◆ DATA FOR THIS EXERCISE
-- -- --

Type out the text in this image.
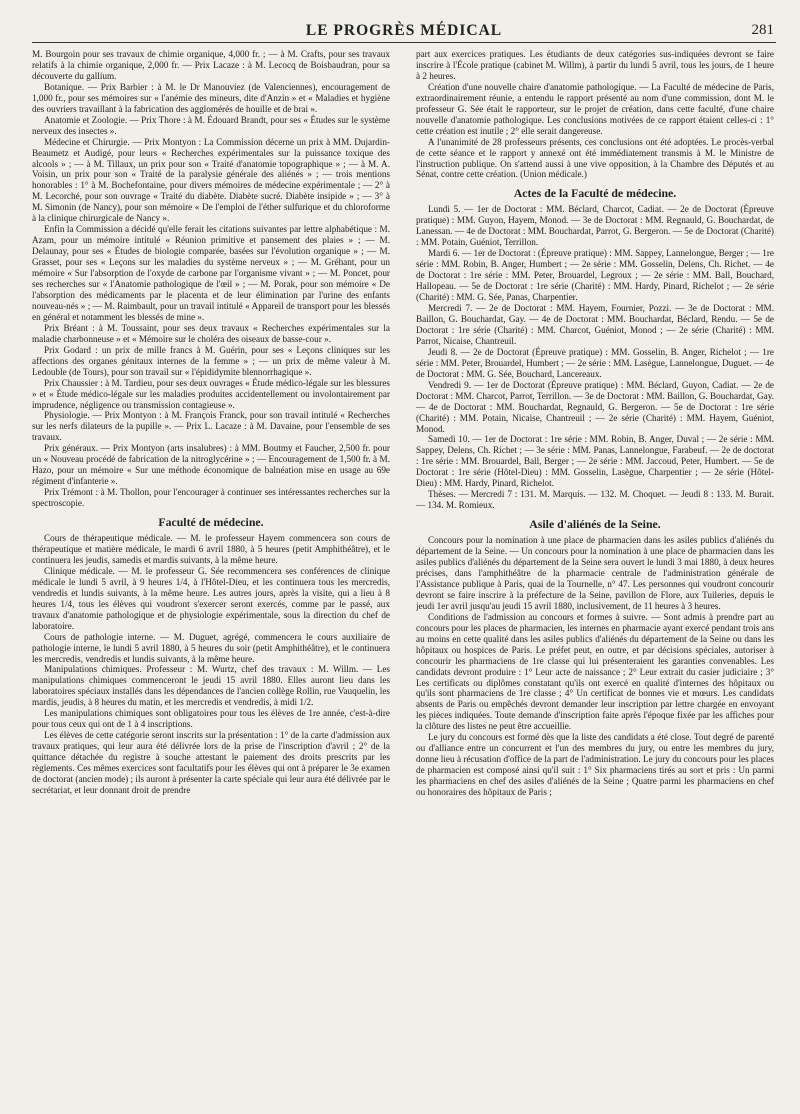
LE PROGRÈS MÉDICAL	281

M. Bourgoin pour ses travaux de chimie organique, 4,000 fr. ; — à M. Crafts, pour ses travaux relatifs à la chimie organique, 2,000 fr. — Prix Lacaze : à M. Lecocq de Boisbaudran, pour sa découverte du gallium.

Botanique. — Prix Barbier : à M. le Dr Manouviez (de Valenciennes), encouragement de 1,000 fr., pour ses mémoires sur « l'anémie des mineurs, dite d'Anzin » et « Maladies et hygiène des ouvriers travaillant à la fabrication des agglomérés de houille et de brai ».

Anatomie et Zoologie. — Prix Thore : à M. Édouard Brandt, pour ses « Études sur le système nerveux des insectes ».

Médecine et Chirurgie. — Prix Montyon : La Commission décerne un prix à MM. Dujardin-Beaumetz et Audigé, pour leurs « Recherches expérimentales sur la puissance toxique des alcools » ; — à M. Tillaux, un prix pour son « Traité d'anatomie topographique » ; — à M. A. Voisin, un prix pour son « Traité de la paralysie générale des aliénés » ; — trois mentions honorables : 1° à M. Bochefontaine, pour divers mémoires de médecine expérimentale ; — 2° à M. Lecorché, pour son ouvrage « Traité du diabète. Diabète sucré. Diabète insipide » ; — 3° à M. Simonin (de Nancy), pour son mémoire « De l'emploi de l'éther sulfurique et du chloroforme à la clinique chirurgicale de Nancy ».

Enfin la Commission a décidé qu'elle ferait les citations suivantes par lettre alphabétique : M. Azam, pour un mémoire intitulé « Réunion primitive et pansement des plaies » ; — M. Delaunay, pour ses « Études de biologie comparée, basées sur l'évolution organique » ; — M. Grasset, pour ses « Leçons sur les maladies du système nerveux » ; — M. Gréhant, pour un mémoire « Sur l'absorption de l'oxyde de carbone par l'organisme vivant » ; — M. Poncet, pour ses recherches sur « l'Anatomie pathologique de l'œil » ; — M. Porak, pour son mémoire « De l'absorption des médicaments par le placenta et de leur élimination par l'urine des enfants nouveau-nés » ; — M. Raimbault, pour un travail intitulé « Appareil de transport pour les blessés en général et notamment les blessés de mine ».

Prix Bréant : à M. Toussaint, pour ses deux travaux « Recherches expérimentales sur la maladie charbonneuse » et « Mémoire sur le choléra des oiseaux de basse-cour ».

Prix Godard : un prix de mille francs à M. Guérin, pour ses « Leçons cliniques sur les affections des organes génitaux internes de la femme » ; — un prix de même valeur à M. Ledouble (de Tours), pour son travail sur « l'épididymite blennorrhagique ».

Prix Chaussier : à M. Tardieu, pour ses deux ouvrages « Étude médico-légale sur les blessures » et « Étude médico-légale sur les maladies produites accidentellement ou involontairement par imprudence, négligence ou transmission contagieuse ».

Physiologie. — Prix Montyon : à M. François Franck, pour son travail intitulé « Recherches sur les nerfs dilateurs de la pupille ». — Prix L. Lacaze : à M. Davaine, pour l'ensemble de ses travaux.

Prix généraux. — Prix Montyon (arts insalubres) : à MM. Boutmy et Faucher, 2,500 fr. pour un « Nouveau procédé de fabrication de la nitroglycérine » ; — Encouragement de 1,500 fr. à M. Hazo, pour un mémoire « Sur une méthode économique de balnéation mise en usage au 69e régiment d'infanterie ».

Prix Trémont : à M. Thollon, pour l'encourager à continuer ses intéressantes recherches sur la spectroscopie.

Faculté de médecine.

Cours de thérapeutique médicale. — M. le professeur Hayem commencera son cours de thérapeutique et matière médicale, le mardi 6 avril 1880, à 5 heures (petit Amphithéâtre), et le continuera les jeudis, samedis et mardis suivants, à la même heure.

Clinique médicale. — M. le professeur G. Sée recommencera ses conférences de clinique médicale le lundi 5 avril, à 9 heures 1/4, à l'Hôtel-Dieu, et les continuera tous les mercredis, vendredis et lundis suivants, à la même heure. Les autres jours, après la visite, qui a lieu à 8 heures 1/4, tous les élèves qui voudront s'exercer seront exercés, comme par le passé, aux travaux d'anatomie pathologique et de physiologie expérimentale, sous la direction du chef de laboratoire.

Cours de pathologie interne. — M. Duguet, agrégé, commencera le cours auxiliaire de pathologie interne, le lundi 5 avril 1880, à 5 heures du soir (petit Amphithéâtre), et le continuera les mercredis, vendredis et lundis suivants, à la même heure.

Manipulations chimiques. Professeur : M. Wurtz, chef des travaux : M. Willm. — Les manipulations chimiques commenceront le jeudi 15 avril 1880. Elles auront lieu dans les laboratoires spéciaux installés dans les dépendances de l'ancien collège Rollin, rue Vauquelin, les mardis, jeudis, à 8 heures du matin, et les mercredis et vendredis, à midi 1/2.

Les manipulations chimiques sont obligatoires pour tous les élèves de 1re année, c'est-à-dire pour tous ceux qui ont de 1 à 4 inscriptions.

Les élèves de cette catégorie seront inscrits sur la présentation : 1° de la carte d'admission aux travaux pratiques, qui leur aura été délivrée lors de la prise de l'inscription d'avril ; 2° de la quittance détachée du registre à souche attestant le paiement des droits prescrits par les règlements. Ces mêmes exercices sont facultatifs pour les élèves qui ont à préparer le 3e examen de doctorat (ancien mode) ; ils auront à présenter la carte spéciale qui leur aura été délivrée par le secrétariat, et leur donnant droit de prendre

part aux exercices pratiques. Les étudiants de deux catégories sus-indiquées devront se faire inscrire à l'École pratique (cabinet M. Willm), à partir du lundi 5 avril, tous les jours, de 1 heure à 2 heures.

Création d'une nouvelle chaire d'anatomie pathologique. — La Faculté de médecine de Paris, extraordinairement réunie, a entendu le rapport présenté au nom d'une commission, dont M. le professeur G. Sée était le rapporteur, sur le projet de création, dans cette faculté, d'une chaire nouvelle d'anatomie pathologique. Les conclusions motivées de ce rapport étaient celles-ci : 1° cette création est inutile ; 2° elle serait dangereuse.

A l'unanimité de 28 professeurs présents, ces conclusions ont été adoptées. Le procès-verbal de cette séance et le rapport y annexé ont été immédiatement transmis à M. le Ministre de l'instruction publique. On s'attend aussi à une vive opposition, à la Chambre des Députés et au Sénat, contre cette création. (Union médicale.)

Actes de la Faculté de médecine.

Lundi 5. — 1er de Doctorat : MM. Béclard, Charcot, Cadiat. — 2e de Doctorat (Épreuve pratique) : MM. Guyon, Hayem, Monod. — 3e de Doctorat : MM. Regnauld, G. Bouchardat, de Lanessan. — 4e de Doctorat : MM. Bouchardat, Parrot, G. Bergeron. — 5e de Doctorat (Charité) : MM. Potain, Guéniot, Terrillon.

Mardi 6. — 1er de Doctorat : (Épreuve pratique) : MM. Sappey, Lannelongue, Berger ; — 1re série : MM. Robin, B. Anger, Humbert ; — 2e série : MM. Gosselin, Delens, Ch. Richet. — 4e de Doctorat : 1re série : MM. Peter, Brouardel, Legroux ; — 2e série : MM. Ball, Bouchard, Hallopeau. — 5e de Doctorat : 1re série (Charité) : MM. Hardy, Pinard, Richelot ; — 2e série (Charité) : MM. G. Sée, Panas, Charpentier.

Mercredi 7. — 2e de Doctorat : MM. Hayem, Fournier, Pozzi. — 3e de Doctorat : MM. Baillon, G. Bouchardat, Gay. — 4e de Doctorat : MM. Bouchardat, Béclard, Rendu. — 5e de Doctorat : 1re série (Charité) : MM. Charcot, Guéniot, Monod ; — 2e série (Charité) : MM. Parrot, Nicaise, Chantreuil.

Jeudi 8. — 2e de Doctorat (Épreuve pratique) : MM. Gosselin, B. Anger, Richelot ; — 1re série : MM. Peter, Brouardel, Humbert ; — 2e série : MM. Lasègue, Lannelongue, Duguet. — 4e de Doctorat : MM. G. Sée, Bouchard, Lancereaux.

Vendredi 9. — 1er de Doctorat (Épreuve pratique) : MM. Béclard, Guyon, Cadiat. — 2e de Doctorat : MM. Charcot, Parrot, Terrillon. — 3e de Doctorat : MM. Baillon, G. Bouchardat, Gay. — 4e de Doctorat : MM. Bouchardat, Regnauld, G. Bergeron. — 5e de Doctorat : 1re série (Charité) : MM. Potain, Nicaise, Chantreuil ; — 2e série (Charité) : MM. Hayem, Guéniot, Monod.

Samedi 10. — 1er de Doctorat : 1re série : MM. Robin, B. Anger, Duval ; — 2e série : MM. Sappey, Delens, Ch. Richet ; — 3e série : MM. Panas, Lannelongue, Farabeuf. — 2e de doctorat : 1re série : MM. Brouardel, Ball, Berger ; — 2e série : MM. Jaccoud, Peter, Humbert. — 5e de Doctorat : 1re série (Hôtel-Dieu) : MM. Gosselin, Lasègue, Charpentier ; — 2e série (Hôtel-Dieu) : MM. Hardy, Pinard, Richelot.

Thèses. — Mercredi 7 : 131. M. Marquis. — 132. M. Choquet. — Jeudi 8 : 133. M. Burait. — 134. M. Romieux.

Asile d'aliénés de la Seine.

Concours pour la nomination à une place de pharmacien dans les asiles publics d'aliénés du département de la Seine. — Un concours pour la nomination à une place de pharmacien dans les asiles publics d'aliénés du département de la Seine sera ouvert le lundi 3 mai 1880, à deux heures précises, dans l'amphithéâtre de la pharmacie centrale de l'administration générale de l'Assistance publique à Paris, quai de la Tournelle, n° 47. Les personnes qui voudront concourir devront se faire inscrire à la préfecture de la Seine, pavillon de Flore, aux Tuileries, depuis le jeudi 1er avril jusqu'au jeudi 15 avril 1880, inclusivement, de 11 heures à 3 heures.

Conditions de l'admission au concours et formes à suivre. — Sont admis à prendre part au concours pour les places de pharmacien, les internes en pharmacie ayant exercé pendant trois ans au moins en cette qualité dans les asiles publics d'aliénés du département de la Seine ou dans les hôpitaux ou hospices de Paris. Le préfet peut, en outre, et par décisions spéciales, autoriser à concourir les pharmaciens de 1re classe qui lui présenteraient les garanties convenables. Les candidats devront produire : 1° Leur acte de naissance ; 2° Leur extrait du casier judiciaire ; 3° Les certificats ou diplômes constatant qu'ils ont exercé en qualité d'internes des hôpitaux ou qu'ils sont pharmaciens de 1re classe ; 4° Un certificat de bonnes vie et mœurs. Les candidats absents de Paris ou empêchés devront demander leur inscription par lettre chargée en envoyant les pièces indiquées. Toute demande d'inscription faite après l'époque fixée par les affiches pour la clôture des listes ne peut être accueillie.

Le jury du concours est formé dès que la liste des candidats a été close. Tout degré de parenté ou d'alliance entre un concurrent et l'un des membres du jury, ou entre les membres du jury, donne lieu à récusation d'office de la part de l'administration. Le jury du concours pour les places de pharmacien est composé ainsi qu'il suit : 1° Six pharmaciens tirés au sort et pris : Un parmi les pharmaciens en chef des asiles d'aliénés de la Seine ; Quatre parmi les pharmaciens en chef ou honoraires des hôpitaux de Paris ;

-- -- --

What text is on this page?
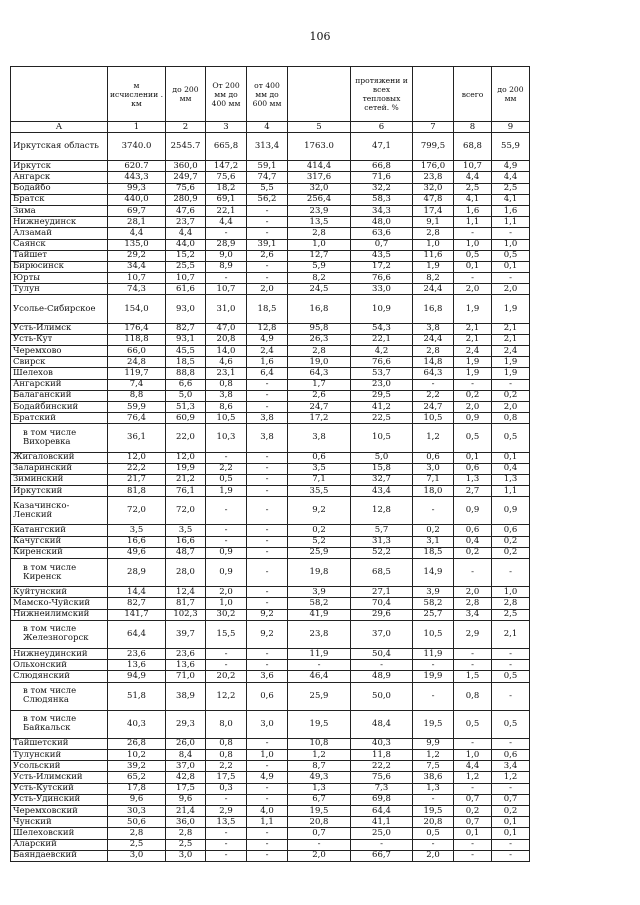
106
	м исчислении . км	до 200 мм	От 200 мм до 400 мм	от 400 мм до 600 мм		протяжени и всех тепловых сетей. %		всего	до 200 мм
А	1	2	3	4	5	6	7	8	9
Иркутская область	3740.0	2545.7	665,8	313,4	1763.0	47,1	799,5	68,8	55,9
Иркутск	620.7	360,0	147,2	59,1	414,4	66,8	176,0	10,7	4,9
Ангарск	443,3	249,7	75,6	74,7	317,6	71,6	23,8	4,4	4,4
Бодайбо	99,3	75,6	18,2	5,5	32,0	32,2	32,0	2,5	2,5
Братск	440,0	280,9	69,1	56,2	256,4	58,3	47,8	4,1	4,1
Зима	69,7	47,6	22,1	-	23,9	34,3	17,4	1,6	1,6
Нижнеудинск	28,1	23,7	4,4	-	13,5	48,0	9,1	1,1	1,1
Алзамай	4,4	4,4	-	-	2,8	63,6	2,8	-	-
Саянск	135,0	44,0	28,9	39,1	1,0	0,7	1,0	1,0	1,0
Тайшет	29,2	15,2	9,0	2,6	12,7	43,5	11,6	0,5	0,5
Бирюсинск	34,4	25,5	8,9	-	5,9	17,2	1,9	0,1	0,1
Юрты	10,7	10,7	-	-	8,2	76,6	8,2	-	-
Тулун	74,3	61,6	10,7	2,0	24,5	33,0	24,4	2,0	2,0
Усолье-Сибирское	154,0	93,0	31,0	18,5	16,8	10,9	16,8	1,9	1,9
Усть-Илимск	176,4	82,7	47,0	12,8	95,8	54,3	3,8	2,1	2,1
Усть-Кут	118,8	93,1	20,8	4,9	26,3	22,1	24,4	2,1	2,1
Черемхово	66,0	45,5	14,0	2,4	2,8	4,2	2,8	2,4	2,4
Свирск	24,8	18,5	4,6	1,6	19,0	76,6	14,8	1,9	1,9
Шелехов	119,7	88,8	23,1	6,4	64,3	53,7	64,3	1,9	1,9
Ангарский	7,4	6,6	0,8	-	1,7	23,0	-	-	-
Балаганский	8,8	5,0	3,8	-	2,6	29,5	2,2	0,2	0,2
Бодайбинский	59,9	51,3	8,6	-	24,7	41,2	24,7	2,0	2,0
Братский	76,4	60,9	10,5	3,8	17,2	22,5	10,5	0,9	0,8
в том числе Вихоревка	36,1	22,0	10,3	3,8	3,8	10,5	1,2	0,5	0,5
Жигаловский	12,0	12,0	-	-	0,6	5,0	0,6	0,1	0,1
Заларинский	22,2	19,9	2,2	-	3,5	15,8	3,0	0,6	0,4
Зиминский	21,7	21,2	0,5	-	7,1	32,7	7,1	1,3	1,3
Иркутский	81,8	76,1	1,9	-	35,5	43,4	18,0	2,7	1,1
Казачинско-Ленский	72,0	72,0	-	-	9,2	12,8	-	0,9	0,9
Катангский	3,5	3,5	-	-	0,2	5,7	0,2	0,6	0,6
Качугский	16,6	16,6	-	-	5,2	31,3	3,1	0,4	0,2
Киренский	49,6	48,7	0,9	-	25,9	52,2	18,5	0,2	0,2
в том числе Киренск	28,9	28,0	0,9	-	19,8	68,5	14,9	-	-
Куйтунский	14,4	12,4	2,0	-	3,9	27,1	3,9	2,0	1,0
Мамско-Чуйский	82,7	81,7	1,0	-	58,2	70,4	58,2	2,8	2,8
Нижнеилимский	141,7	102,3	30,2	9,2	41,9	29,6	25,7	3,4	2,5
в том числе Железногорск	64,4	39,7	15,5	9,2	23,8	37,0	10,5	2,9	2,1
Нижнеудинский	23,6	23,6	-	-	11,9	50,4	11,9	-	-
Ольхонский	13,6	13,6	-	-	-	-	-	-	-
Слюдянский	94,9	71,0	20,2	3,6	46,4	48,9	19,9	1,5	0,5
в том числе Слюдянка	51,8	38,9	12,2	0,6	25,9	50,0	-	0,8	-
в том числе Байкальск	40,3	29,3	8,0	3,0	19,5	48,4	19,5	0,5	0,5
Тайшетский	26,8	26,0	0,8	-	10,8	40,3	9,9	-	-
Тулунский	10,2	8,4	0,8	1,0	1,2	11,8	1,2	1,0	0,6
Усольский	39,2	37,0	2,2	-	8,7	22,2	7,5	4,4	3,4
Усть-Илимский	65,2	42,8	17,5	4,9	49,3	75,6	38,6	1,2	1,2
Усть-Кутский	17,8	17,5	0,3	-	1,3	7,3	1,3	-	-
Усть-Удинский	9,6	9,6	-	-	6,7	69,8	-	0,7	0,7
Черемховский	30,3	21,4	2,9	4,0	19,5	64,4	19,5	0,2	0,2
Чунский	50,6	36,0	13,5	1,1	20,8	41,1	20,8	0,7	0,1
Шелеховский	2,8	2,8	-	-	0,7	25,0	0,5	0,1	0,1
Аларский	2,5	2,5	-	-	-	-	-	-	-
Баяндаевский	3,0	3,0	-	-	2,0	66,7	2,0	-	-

-- -- --

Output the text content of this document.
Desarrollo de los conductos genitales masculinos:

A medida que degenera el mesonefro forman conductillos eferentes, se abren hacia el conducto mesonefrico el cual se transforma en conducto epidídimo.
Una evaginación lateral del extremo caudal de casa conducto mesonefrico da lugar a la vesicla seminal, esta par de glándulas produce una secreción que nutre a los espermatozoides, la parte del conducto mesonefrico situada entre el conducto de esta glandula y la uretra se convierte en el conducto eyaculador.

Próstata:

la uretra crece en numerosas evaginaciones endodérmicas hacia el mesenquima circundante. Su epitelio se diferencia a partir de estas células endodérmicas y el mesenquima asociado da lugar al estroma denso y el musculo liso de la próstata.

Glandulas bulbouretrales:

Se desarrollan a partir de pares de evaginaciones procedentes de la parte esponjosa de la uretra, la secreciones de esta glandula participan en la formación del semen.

-- -- --

◆ WHAT TO PRODUCE
Go through the material above and copy each line that has the word "Lacaze".

◆ PROBLEM SOLUTION
M. Bourgoin pour ses travaux de chimie organique, 4,000 fr. ; — à M. Crafts, pour ses travaux relatifs à la chimie organique, 2,000 fr. — Prix Lacaze : à M. Lecocq de Boisbaudran, pour sa découverte du gallium.
Physiologie. — Prix Montyon : à M. François Franck, pour son travail intitulé « Recherches sur les nerfs dilateurs de la pupille ». — Prix L. Lacaze : à M. Davaine, pour l'ensemble de ses travaux.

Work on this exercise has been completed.